Aim —
Find the string "умение" in the listing and report every line that has it.

Excerpted records —

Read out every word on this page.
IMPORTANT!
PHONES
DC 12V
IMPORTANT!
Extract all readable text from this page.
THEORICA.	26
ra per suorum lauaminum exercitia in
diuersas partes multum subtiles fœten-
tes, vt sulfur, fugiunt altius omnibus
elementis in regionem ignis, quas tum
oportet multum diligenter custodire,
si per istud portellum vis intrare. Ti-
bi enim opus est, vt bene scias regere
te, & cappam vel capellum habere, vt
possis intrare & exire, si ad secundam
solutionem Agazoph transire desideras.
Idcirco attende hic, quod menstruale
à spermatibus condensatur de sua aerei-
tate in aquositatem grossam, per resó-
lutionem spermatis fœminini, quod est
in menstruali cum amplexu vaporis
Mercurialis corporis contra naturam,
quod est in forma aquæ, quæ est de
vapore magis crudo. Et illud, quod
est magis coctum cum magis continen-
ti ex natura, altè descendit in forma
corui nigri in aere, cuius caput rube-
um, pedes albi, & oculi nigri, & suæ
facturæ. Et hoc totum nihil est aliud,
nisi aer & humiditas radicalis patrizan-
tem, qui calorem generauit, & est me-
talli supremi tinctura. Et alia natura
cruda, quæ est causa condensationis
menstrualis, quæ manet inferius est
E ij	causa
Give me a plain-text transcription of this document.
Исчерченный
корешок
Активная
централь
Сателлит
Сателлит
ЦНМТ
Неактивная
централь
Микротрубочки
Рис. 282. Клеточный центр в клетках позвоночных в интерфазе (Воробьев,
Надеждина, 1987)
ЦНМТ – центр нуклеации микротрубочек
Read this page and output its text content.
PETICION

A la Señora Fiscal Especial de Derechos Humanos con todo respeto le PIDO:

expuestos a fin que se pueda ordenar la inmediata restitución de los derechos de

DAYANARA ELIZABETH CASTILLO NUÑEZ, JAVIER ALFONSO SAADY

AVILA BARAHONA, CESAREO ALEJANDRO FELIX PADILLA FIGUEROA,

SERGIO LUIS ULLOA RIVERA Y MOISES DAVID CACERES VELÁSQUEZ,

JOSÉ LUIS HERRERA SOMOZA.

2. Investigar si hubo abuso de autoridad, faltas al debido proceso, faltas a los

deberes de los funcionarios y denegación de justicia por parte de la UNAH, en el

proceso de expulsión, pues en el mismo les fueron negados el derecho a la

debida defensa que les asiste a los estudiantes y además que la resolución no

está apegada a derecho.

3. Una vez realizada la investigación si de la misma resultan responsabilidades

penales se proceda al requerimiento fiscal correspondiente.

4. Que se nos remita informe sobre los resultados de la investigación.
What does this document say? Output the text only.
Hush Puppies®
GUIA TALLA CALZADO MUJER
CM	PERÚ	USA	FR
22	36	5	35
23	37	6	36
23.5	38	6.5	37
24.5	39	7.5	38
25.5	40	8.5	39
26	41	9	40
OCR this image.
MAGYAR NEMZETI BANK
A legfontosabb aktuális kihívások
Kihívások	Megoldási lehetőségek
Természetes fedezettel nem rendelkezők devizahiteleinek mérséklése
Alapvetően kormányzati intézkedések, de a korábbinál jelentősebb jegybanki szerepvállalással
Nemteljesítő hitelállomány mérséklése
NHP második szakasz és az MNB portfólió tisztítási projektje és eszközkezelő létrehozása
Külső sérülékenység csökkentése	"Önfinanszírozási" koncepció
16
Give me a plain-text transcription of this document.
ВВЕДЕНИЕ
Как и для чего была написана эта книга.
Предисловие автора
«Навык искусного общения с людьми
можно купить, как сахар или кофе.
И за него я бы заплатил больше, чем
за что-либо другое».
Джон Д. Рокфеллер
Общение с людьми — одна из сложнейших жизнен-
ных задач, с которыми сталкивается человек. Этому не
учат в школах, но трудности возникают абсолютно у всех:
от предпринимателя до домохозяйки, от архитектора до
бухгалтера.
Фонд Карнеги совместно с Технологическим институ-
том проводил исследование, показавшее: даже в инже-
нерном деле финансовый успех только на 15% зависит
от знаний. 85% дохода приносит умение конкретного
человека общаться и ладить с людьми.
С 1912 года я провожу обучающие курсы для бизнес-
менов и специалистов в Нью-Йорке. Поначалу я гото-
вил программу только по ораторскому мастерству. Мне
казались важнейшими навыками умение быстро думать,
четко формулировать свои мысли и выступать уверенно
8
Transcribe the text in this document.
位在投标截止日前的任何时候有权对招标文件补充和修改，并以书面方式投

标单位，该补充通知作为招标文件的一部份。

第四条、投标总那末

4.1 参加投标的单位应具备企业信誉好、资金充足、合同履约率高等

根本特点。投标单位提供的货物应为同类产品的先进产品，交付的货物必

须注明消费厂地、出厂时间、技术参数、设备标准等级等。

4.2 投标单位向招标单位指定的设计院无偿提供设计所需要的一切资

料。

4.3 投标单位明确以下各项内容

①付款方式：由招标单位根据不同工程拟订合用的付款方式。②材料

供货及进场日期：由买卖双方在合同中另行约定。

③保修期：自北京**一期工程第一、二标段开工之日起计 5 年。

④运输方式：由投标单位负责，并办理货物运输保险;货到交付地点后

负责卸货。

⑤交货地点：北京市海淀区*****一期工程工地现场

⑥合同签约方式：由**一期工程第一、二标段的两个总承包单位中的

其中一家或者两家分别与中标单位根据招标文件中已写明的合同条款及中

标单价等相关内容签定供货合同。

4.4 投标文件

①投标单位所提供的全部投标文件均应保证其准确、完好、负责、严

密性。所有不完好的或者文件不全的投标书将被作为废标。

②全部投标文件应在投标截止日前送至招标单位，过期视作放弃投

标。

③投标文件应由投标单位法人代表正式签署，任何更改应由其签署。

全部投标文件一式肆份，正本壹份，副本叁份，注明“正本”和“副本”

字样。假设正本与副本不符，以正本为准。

Solution below —
от знаний. 85% дохода приносит умение конкретного
казались важнейшими навыками умение быстро думать,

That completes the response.